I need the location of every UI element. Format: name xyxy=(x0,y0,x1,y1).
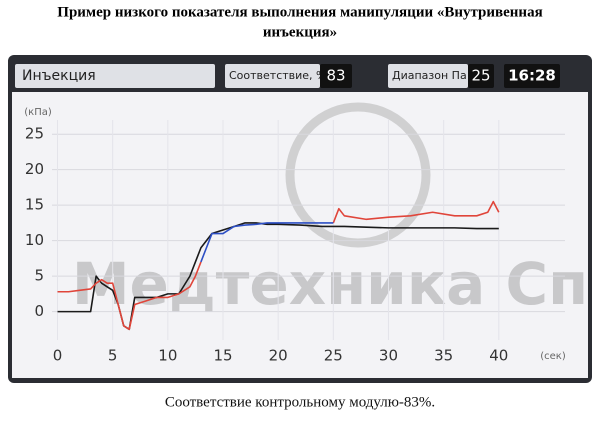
x-tick-label: 0 xyxy=(53,347,63,365)
x-tick-label: 40 xyxy=(489,347,508,365)
x-tick-label: 5 xyxy=(108,347,118,365)
x-tick-label: 10 xyxy=(158,347,177,365)
match-value: 83 xyxy=(326,67,345,85)
y-tick-label: 10 xyxy=(25,231,44,249)
x-tick-label: 25 xyxy=(324,347,343,365)
time-box xyxy=(504,64,560,88)
title-line: Пример низкого показателя выполнения ман… xyxy=(57,4,542,20)
y-tick-label: 15 xyxy=(25,196,44,214)
mode-box xyxy=(15,64,215,88)
match-label-box xyxy=(225,64,320,88)
caption: Соответствие контрольному модулю-83%. xyxy=(165,394,435,410)
plot-background xyxy=(12,92,588,378)
x-tick-label: 20 xyxy=(269,347,288,365)
mode: Инъекция xyxy=(22,68,96,84)
watermark-logo xyxy=(285,102,431,248)
time: 16:28 xyxy=(508,67,556,85)
title-line: инъекция» xyxy=(263,24,337,40)
x-tick-label: 30 xyxy=(379,347,398,365)
x-tick-label: 15 xyxy=(213,347,232,365)
data-line xyxy=(200,222,334,263)
y-axis-label: (кПа) xyxy=(24,107,52,118)
range-label: Диапазон Па xyxy=(392,69,467,82)
range-label-box xyxy=(388,64,468,88)
x-axis-label: (сек) xyxy=(540,351,566,362)
range-value-box xyxy=(468,64,494,88)
data-line xyxy=(57,200,500,331)
x-tick-label: 35 xyxy=(434,347,453,365)
range-value: 25 xyxy=(471,67,490,85)
watermark: Медтехника Сп xyxy=(72,250,588,318)
y-tick-label: 25 xyxy=(25,125,44,143)
y-tick-label: 20 xyxy=(25,160,44,178)
match-value-box xyxy=(320,64,352,88)
y-tick-label: 0 xyxy=(34,302,44,320)
y-tick-label: 5 xyxy=(34,267,44,285)
plot: 0 5 10 15 20 25 0 5 10 15 20 25 30 35 40 xyxy=(25,120,565,365)
match-label: Соответствие, % xyxy=(229,69,327,82)
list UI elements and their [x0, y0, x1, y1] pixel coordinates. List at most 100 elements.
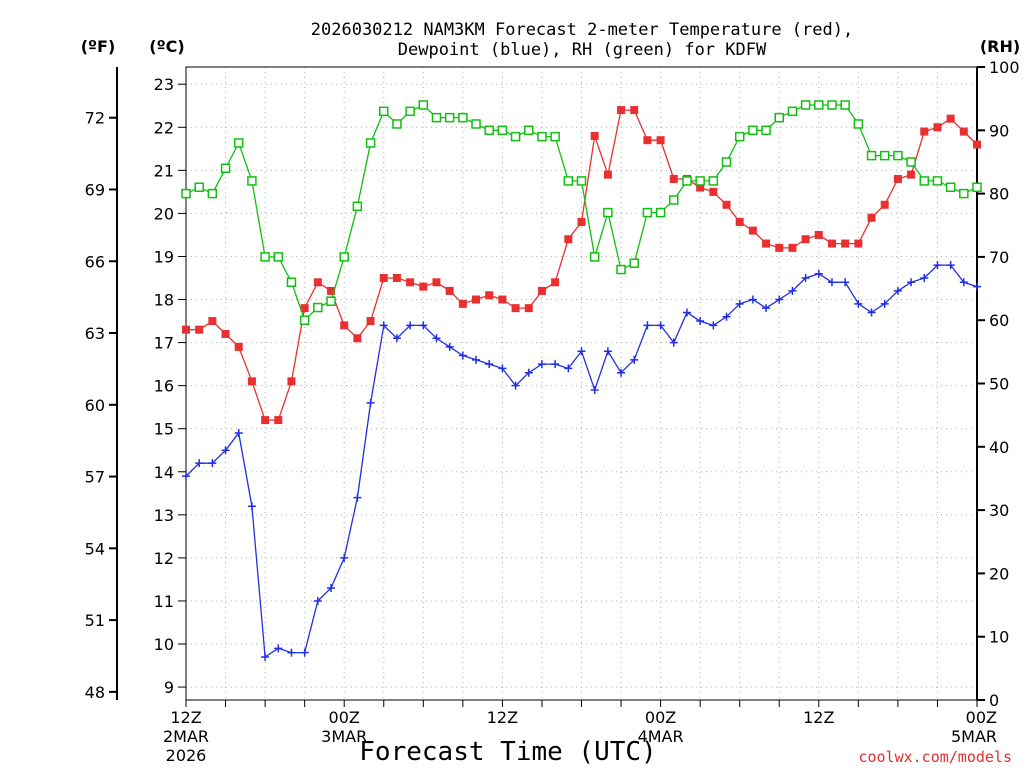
temperature-series — [182, 106, 981, 425]
rh-tick-label: 80 — [989, 185, 1009, 204]
temperature-point — [959, 127, 968, 136]
rh-point — [774, 112, 784, 123]
temperature-point — [511, 304, 520, 313]
dewpoint-point — [577, 347, 586, 356]
celsius-unit-label: (ºC) — [149, 37, 184, 56]
celsius-tick-label: 15 — [154, 420, 174, 439]
rh-tick-label: 100 — [989, 58, 1020, 77]
fahrenheit-tick-label: 48 — [85, 683, 105, 702]
celsius-tick-label: 22 — [154, 118, 174, 137]
fahrenheit-tick-label: 69 — [85, 180, 105, 199]
fahrenheit-unit-label: (ºF) — [81, 37, 116, 56]
dewpoint-point — [814, 269, 823, 278]
dewpoint-point — [537, 360, 546, 369]
dewpoint-point — [511, 381, 520, 390]
celsius-tick-label: 10 — [154, 635, 174, 654]
rh-point — [906, 157, 916, 167]
dewpoint-point — [735, 299, 744, 308]
fahrenheit-tick-label: 54 — [85, 539, 105, 558]
rh-point — [972, 182, 982, 193]
rh-point — [603, 207, 613, 218]
dewpoint-point — [907, 278, 916, 287]
temperature-point — [234, 342, 243, 351]
rh-tick-label: 70 — [989, 248, 1009, 267]
rh-point — [379, 106, 389, 117]
rh-point — [827, 100, 837, 110]
dewpoint-point — [300, 648, 309, 657]
x-tick-label: 00Z — [966, 708, 997, 727]
temperature-point — [485, 291, 494, 300]
dewpoint-point — [287, 648, 296, 657]
temperature-point — [656, 136, 665, 145]
rh-tick-label: 90 — [989, 121, 1009, 140]
chart-title-line2: Dewpoint (blue), RH (green) for KDFW — [398, 40, 767, 60]
temperature-point — [788, 243, 797, 252]
dewpoint-point — [669, 338, 678, 347]
dewpoint-point — [208, 459, 217, 468]
rh-point — [326, 296, 336, 306]
temperature-point — [973, 140, 981, 149]
rh-point — [945, 182, 956, 193]
rh-point — [959, 188, 969, 199]
rh-point — [352, 201, 363, 212]
temperature-point — [419, 282, 428, 291]
dewpoint-point — [841, 278, 850, 287]
celsius-tick-label: 11 — [154, 592, 174, 611]
rh-point — [339, 252, 349, 262]
rh-point — [365, 138, 376, 148]
dewpoint-point — [867, 308, 876, 317]
dewpoint-point — [630, 355, 639, 364]
x-tick-label: 12Z — [487, 708, 518, 727]
rh-point — [537, 131, 547, 142]
fahrenheit-tick-label: 63 — [85, 324, 105, 343]
rh-unit-label: (RH) — [980, 37, 1020, 56]
dewpoint-point — [709, 321, 718, 330]
rh-point — [655, 207, 666, 218]
celsius-tick-label: 12 — [154, 549, 174, 568]
celsius-tick-label: 18 — [154, 291, 174, 310]
temperature-point — [946, 114, 955, 123]
temperature-point — [603, 170, 612, 179]
temperature-point — [524, 304, 533, 313]
celsius-tick-label: 23 — [154, 75, 174, 94]
dewpoint-point — [801, 274, 810, 282]
temperature-point — [221, 329, 230, 338]
temperature-point — [841, 239, 850, 248]
temperature-point — [313, 278, 322, 287]
rh-point — [708, 176, 719, 186]
temperature-point — [208, 317, 217, 326]
x-tick-sublabel: 3MAR — [321, 727, 367, 746]
temperature-point — [537, 286, 546, 295]
fahrenheit-tick-label: 60 — [85, 396, 105, 415]
rh-point — [405, 106, 415, 117]
temperature-point — [801, 235, 810, 244]
dewpoint-point — [366, 398, 375, 407]
dewpoint-point — [445, 342, 454, 351]
celsius-tick-label: 21 — [154, 161, 174, 180]
temperature-point — [880, 200, 889, 209]
rh-point — [879, 150, 890, 161]
x-tick-sublabel: 5MAR — [951, 727, 997, 746]
dewpoint-point — [340, 553, 349, 562]
dewpoint-point — [274, 644, 283, 653]
rh-point — [866, 150, 877, 161]
temperature-point — [472, 295, 481, 304]
x-tick-sublabel: 2026 — [166, 746, 207, 765]
temperature-point — [564, 235, 573, 244]
temperature-point — [867, 213, 876, 222]
temperature-point — [261, 416, 270, 425]
temperature-point — [735, 218, 744, 227]
dewpoint-point — [195, 459, 204, 468]
rh-point — [471, 119, 481, 129]
dewpoint-point — [524, 368, 533, 377]
temperature-point — [748, 226, 757, 235]
x-tick-sublabel: 4MAR — [638, 727, 684, 746]
dewpoint-point — [406, 321, 415, 330]
temperature-point — [920, 127, 929, 136]
temperature-point — [643, 136, 652, 145]
celsius-tick-label: 16 — [154, 377, 174, 396]
rh-point — [761, 125, 771, 136]
rh-tick-label: 60 — [989, 311, 1009, 330]
rh-point — [721, 157, 732, 167]
temperature-point — [445, 286, 454, 295]
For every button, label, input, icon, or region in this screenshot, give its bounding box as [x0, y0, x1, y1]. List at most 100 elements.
******
Exercise directions:
Express every line above as a JSON array of strings, one string per line, skipping blank lines and omitting the pictures.

Output of the task:
[
  "I need the location of every UI element. Format: name xyxy=(x0,y0,x1,y1).",
  "x-tick-label: 0 xyxy=(53,347,63,365)",
  "x-tick-label: 40 xyxy=(489,347,508,365)",
  "x-tick-label: 5 xyxy=(108,347,118,365)",
  "x-tick-label: 10 xyxy=(158,347,177,365)",
  "match-value: 83 xyxy=(326,67,345,85)",
  "y-tick-label: 10 xyxy=(25,231,44,249)",
  "x-tick-label: 25 xyxy=(324,347,343,365)",
  "time-box xyxy=(504,64,560,88)",
  "title-line: Пример низкого показателя выполнения ман… xyxy=(57,4,542,20)",
  "y-tick-label: 15 xyxy=(25,196,44,214)",
  "mode-box xyxy=(15,64,215,88)",
  "match-label-box xyxy=(225,64,320,88)",
  "caption: Соответствие контрольному модулю-83%. xyxy=(165,394,435,410)",
  "plot-background xyxy=(12,92,588,378)",
  "x-tick-label: 20 xyxy=(269,347,288,365)",
  "mode: Инъекция xyxy=(22,68,96,84)",
  "watermark-logo xyxy=(285,102,431,248)",
  "time: 16:28 xyxy=(508,67,556,85)",
  "title-line: инъекция» xyxy=(263,24,337,40)",
  "x-tick-label: 30 xyxy=(379,347,398,365)",
  "x-tick-label: 15 xyxy=(213,347,232,365)",
  "data-line xyxy=(200,222,334,263)",
  "y-axis-label: (кПа) xyxy=(24,107,52,118)",
  "range-label: Диапазон Па xyxy=(392,69,467,82)",
  "range-label-box xyxy=(388,64,468,88)",
  "x-axis-label: (сек) xyxy=(540,351,566,362)",
  "range-value-box xyxy=(468,64,494,88)",
  "data-line xyxy=(57,200,500,331)",
  "x-tick-label: 35 xyxy=(434,347,453,365)",
  "range-value: 25 xyxy=(471,67,490,85)",
  "watermark: Медтехника Сп xyxy=(72,250,588,318)",
  "y-tick-label: 25 xyxy=(25,125,44,143)",
  "y-tick-label: 20 xyxy=(25,160,44,178)",
  "match-value-box xyxy=(320,64,352,88)",
  "y-tick-label: 0 xyxy=(34,302,44,320)",
  "y-tick-label: 5 xyxy=(34,267,44,285)",
  "plot: 0 5 10 15 20 25 0 5 10 15 20 25 30 35 40 xyxy=(25,120,565,365)",
  "match-label: Соответствие, % xyxy=(229,69,327,82)",
  "list UI elements and their [x0, y0, x1, y1] pixel coordinates. List at most 100 elements.",
  "temperature-series — [182, 106, 981, 425]",
  "rh-tick-label: 80 — [989, 185, 1009, 204]",
  "temperature-point — [959, 127, 968, 136]",
  "rh-point — [774, 112, 784, 123]",
  "temperature-point — [511, 304, 520, 313]",
  "dewpoint-point — [577, 347, 586, 356]",
  "celsius-unit-label: (ºC) — [149, 37, 184, 56]",
  "celsius-tick-label: 15 — [154, 420, 174, 439]",
  "rh-tick-label: 100 — [989, 58, 1020, 77]",
  "fahrenheit-tick-label: 48 — [85, 683, 105, 702]",
  "celsius-tick-label: 22 — [154, 118, 174, 137]",
  "fahrenheit-tick-label: 69 — [85, 180, 105, 199]",
  "fahrenheit-unit-label: (ºF) — [81, 37, 116, 56]",
  "dewpoint-point — [814, 269, 823, 278]",
  "dewpoint-point — [537, 360, 546, 369]",
  "dewpoint-point — [511, 381, 520, 390]",
  "celsius-tick-label: 10 — [154, 635, 174, 654]",
  "rh-point — [906, 157, 916, 167]",
  "dewpoint-point — [735, 299, 744, 308]",
  "fahrenheit-tick-label: 54 — [85, 539, 105, 558]",
  "rh-point — [972, 182, 982, 193]",
  "rh-point — [603, 207, 613, 218]",
  "dewpoint-point — [907, 278, 916, 287]",
  "temperature-point — [234, 342, 243, 351]",
  "rh-tick-label: 70 — [989, 248, 1009, 267]",
  "rh-point — [379, 106, 389, 117]",
  "rh-point — [827, 100, 837, 110]",
  "dewpoint-point — [300, 648, 309, 657]",
  "x-tick-label: 00Z — [966, 708, 997, 727]",
  "temperature-point — [485, 291, 494, 300]",
  "dewpoint-point — [287, 648, 296, 657]",
  "temperature-point — [656, 136, 665, 145]",
  "rh-tick-label: 90 — [989, 121, 1009, 140]",
  "chart-title-line2: Dewpoint (blue), RH (green) for KDFW — [398, 40, 767, 60]",
  "temperature-point — [788, 243, 797, 252]",
  "dewpoint-point — [669, 338, 678, 347]",
  "dewpoint-point — [208, 459, 217, 468]",
  "rh-point — [326, 296, 336, 306]",
  "temperature-point — [973, 140, 981, 149]",
  "rh-point — [945, 182, 956, 193]",
  "rh-point — [959, 188, 969, 199]",
  "rh-point — [352, 201, 363, 212]",
  "temperature-point — [419, 282, 428, 291]",
  "dewpoint-point — [841, 278, 850, 287]",
  "celsius-tick-label: 11 — [154, 592, 174, 611]",
  "rh-point — [339, 252, 349, 262]",
  "rh-point — [365, 138, 376, 148]",
  "dewpoint-point — [867, 308, 876, 317]",
  "dewpoint-point — [630, 355, 639, 364]",
  "x-tick-label: 12Z — [487, 708, 518, 727]",
  "rh-point — [537, 131, 547, 142]",
  "fahrenheit-tick-label: 63 — [85, 324, 105, 343]",
  "rh-unit-label: (RH) — [980, 37, 1020, 56]",
  "dewpoint-point — [709, 321, 718, 330]",
  "rh-point — [655, 207, 666, 218]",
  "celsius-tick-label: 12 — [154, 549, 174, 568]",
  "celsius-tick-label: 18 — [154, 291, 174, 310]",
  "temperature-point — [946, 114, 955, 123]",
  "temperature-point — [603, 170, 612, 179]",
  "temperature-point — [524, 304, 533, 313]",
  "celsius-tick-label: 23 — [154, 75, 174, 94]",
  "dewpoint-point — [801, 274, 810, 282]",
  "temperature-point — [221, 329, 230, 338]",
  "temperature-point — [841, 239, 850, 248]",
  "temperature-point — [313, 278, 322, 287]",
  "rh-point — [708, 176, 719, 186]",
  "temperature-point — [208, 317, 217, 326]",
  "x-tick-sublabel: 3MAR — [321, 727, 367, 746]",
  "temperature-point — [537, 286, 546, 295]",
  "fahrenheit-tick-label: 60 — [85, 396, 105, 415]",
  "rh-point — [405, 106, 415, 117]",
  "temperature-point — [801, 235, 810, 244]",
  "dewpoint-point — [366, 398, 375, 407]",
  "dewpoint-point — [445, 342, 454, 351]",
  "celsius-tick-label: 21 — [154, 161, 174, 180]",
  "temperature-point — [880, 200, 889, 209]",
  "rh-point — [879, 150, 890, 161]",
  "x-tick-sublabel: 5MAR — [951, 727, 997, 746]",
  "dewpoint-point — [340, 553, 349, 562]",
  "dewpoint-point — [274, 644, 283, 653]",
  "rh-point — [866, 150, 877, 161]",
  "temperature-point — [472, 295, 481, 304]",
  "x-tick-sublabel: 2026 — [166, 746, 207, 765]",
  "temperature-point — [564, 235, 573, 244]",
  "temperature-point — [867, 213, 876, 222]",
  "temperature-point — [261, 416, 270, 425]",
  "temperature-point — [735, 218, 744, 227]",
  "dewpoint-point — [195, 459, 204, 468]",
  "rh-point — [471, 119, 481, 129]",
  "dewpoint-point — [524, 368, 533, 377]",
  "temperature-point — [748, 226, 757, 235]",
  "x-tick-sublabel: 4MAR — [638, 727, 684, 746]",
  "dewpoint-point — [406, 321, 415, 330]",
  "temperature-point — [920, 127, 929, 136]",
  "temperature-point — [643, 136, 652, 145]",
  "celsius-tick-label: 16 — [154, 377, 174, 396]",
  "rh-point — [761, 125, 771, 136]",
  "rh-tick-label: 60 — [989, 311, 1009, 330]",
  "rh-point — [721, 157, 732, 167]",
  "temperature-point — [445, 286, 454, 295]",
  "For every button, label, input, icon, or region in this screenshot, give its bounding box as [x0, y0, x1, y1]. List at most 100 elements."
]